- _SET OF TASKS_:
1. Give every sum of money mentioned in the passage about Nasser's Suez speech below, with its currency.
2. Answer these questions from the passage about Nasser's Suez speech below:
(a) In which square did the crowd gather to hear him?
(b) According to the speech, how many people died digging the canal?
(c) What spoken signal started the operation to take the canal?
3. Carry on the passage about Nasser's Suez speech below from the point where it ends.

=== SOURCE ===

On a sweltering summer evening in Alexandria on 26 July 1956, Egypt’s new president stepped up to a bank of waiting microphones to give the most famous speech of his life. A crowd had crammed into Menishiya Square, sweatily jostling for position as the former army colonel-turned-president raised both arms in greeting to his listeners. Gamal Abdel Nasser wore a suit rather than his military uniform, but he still carried himself like a soldier: broad shoulders back, hair close-cropped above an officer’s moustache. He spoke passionately, frequently raising his clenched left fist at the lectern to emphasize his words. He related the history of the canal, of Egypt’s occupation by the British since 1882, of other wrongs. Voice raised, he urged the crowd,
Britain has forcibly grabbed our rights 
 The income of the Suez Canal Company in 1955 reached 35 million pounds, or 100 million dollars. Of this sum, we, who have lost 120,000 persons, who have died in digging the Canal, take only one million pounds or three million dollars 
 We shall not repeat the past. We shall eradicate it by restoring our rights in the Suez Canal.
In short, Nasser asserted Suez was “an Egyptian Canal” and he intended to take it back. While he spoke, Egyptian forces seized control of the canal and the Canal Company’s offices. The coded phrase for the operation to begin was Nasser’s mention of the name of the waterway’s architect: de Lesseps.

=== MATERIAL SHOWN ===

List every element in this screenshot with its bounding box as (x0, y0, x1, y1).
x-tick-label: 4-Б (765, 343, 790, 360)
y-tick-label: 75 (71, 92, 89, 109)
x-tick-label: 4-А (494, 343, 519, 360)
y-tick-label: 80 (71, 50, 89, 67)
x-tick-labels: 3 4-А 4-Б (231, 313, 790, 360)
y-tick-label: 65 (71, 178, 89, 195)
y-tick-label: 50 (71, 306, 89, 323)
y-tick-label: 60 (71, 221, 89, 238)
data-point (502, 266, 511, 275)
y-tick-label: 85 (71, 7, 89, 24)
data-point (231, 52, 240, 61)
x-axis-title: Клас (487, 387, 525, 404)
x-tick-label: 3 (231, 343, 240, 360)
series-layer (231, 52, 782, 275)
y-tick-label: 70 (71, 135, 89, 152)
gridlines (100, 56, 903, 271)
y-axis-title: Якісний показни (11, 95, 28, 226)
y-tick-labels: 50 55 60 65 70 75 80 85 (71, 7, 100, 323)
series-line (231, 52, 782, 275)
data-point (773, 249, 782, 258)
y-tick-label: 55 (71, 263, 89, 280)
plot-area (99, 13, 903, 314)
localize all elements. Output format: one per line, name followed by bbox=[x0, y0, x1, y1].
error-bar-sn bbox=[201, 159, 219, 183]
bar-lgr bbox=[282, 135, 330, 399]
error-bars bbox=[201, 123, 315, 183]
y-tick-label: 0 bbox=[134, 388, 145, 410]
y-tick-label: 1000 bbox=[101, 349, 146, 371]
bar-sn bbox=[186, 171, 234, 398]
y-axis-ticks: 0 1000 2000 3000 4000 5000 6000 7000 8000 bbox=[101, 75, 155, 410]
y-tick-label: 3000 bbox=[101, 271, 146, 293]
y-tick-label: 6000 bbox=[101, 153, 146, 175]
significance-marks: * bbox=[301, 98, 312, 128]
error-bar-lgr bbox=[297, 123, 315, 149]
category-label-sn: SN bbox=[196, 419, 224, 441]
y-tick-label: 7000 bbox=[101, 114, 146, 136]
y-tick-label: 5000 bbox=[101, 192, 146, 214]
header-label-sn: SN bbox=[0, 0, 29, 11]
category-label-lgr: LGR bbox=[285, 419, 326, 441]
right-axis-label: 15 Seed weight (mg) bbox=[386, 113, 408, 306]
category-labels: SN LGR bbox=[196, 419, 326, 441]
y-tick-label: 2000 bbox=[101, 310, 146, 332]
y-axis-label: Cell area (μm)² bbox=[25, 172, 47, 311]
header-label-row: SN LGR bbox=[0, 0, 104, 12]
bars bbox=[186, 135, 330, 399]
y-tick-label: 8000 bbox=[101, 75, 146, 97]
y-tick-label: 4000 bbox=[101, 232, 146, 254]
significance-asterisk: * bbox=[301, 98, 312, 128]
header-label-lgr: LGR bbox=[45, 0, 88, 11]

===

- _ANSWERS FOR THE TASKS_:
1.
35 million pounds
100 million dollars
one million pounds
three million dollars

2.
(a) Menishiya Square, in Alexandria.
(b) 120,000.
(c) Nasser saying the name of the canal's architect, de Lesseps.

3.
That evening, British Prime Minister Anthony Eden was hosting a formal dinner at Downing Street. After an aide brought in the news from Egypt the meal ended early and Eden held an emergency meeting with a few of his Cabinet ministers which went on until 4 a.m. Nasser’s action was, as The Times phrased it the following morning, “a clear affront and threat to Western interests, besides being a breach of undertakings which Egypt has freely given”. The Egyptian president’s takeover of the canal was a potential threat to Britain’s oil supplies, as the country only had six weeks’ reserves, and it was also a profound embarrassment to the nation which had been joint custodian of the canal since its creation and whose soldiers had, until a few weeks before, been its guardians. A determined Eden sent a courteous but clear message across the Atlantic to the White House: “my colleagues and I are convinced that we must be ready, in the last resort, to use force to bring Nasser to his senses. For our part we are prepared to do so.”
The Suez Crisis had begun.
Nasser’s seizure of the Suez Canal was not just a shock to politicians in Britain. When Nasser informed his own ministers on the morning of 26 July what he planned to say in his speech that evening, most sat in stunned silence before asking nervous questions.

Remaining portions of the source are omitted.